RECORDS TO PROCESS |

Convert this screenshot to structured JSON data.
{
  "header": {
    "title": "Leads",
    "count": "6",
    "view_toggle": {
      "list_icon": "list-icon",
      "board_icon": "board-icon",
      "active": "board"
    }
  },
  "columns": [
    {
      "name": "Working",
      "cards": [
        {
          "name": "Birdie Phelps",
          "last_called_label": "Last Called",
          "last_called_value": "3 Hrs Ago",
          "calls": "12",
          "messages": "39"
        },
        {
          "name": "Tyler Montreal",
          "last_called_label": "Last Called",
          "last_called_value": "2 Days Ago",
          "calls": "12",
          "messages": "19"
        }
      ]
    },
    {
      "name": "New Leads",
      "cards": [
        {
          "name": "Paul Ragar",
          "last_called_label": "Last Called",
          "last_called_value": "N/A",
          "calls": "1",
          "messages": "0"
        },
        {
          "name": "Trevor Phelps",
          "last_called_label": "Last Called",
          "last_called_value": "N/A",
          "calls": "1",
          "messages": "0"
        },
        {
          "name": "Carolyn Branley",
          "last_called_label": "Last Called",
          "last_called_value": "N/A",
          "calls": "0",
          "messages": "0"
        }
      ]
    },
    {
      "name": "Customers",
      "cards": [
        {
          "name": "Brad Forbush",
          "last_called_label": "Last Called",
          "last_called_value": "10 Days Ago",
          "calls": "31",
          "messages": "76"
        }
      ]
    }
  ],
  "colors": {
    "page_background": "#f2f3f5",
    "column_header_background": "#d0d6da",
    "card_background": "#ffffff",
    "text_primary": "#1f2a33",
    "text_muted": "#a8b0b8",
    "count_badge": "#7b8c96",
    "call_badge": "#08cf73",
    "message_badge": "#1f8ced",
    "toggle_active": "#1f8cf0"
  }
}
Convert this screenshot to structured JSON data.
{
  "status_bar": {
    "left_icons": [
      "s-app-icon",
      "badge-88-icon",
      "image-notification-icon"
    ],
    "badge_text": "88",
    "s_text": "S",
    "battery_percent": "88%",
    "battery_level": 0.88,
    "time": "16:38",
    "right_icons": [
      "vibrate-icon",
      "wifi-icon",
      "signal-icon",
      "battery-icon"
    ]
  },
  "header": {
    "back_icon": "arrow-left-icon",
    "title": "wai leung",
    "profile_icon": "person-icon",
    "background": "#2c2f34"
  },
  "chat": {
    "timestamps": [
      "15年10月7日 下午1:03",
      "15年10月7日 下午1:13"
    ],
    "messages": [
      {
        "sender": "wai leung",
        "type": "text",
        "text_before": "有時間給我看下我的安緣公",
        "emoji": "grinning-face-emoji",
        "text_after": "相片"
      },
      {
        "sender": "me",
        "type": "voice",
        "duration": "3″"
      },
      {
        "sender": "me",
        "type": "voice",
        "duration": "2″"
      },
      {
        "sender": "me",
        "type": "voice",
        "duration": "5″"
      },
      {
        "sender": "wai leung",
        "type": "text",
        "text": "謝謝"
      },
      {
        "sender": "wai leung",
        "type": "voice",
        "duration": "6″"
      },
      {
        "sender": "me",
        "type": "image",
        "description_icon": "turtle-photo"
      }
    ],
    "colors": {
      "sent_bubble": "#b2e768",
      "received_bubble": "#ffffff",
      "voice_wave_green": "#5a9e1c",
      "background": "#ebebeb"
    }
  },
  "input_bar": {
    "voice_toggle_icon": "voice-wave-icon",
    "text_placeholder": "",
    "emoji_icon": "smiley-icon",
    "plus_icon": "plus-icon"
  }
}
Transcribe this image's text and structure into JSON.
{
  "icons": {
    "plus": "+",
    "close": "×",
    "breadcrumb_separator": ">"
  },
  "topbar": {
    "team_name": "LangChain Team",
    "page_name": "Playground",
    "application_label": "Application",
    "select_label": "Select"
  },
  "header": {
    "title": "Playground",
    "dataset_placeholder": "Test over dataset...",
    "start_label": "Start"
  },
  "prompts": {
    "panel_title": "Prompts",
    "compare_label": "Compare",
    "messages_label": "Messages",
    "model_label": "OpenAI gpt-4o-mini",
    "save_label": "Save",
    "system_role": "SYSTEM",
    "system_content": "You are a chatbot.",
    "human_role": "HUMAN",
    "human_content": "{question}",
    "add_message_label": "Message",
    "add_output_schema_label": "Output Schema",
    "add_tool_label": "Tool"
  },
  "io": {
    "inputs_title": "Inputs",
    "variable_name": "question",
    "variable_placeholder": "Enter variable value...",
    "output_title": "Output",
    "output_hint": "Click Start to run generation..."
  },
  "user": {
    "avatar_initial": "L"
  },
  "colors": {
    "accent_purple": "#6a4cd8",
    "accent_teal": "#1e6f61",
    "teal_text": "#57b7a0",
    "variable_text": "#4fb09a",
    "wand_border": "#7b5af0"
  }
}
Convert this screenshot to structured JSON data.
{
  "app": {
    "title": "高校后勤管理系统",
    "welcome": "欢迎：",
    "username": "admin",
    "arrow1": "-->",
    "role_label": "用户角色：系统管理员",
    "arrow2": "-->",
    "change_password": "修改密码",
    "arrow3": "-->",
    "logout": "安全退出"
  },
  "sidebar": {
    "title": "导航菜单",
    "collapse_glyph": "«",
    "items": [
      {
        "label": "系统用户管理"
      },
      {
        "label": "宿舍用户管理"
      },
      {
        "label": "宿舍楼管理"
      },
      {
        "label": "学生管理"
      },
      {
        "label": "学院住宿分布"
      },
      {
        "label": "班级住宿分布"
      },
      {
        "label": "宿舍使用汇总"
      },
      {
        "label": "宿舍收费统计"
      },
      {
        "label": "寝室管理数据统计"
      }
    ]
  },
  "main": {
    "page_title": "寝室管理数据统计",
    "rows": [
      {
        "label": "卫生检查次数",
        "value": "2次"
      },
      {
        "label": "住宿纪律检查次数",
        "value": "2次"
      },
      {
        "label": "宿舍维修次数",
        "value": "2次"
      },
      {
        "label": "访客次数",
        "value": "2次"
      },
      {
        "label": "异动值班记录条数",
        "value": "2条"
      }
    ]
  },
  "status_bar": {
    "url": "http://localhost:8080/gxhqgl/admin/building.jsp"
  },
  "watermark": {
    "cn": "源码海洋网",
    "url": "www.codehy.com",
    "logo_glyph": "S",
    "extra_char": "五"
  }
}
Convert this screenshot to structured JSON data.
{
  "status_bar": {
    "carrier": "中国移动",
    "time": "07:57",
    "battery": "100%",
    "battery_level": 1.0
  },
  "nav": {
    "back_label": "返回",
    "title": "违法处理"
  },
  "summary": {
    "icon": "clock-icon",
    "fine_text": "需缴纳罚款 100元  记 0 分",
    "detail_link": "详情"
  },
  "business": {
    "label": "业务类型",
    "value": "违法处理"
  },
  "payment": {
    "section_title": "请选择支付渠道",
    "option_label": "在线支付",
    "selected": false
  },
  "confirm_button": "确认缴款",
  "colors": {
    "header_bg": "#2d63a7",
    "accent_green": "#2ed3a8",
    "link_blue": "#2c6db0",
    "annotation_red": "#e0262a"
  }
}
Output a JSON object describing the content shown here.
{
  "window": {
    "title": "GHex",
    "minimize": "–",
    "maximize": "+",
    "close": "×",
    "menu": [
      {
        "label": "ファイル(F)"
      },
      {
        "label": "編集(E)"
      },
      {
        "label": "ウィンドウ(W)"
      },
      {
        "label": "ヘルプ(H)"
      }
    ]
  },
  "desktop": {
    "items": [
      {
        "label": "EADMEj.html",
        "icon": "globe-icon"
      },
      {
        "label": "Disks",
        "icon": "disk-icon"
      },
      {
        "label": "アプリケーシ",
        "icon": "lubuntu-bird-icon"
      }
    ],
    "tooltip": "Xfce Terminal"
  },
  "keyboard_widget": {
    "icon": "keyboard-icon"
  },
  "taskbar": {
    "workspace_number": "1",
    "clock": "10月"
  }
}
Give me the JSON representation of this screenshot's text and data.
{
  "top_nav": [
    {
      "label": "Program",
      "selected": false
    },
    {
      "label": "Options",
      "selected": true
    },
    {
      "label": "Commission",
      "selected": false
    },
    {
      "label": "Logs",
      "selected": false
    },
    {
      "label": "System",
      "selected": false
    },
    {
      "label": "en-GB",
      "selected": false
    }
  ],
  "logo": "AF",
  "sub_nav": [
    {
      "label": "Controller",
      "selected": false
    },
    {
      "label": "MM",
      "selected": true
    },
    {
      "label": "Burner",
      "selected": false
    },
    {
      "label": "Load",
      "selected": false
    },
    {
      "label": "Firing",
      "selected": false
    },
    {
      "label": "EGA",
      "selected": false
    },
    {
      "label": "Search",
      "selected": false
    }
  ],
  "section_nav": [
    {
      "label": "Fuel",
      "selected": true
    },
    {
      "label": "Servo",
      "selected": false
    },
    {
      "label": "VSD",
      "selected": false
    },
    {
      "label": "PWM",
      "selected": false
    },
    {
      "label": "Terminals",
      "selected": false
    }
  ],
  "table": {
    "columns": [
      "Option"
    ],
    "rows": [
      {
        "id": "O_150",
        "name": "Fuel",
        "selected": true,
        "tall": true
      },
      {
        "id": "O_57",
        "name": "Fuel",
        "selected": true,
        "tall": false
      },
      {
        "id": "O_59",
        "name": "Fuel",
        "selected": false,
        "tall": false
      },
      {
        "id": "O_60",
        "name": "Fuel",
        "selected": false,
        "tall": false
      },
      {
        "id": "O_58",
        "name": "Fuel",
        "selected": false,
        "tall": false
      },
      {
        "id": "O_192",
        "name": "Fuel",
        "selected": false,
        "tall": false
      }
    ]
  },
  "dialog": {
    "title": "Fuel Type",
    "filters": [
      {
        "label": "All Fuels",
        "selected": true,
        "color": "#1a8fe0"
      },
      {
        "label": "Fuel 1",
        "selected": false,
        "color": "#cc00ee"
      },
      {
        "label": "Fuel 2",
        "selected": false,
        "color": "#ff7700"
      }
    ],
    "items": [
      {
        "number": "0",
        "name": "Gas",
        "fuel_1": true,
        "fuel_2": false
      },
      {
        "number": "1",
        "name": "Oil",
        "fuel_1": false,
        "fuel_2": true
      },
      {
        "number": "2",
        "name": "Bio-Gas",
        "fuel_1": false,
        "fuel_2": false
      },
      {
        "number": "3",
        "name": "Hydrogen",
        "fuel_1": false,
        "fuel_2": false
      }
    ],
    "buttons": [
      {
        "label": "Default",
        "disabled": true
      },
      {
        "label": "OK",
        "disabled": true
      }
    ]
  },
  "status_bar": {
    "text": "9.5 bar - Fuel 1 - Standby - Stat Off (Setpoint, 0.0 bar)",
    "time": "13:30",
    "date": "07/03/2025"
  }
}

GIVEN EXERCISE |
Find the word "Playground" in the entries, and copy every line it shows up in.

THE COMPLETED TASK |
    "page_name": "Playground",
    "title": "Playground",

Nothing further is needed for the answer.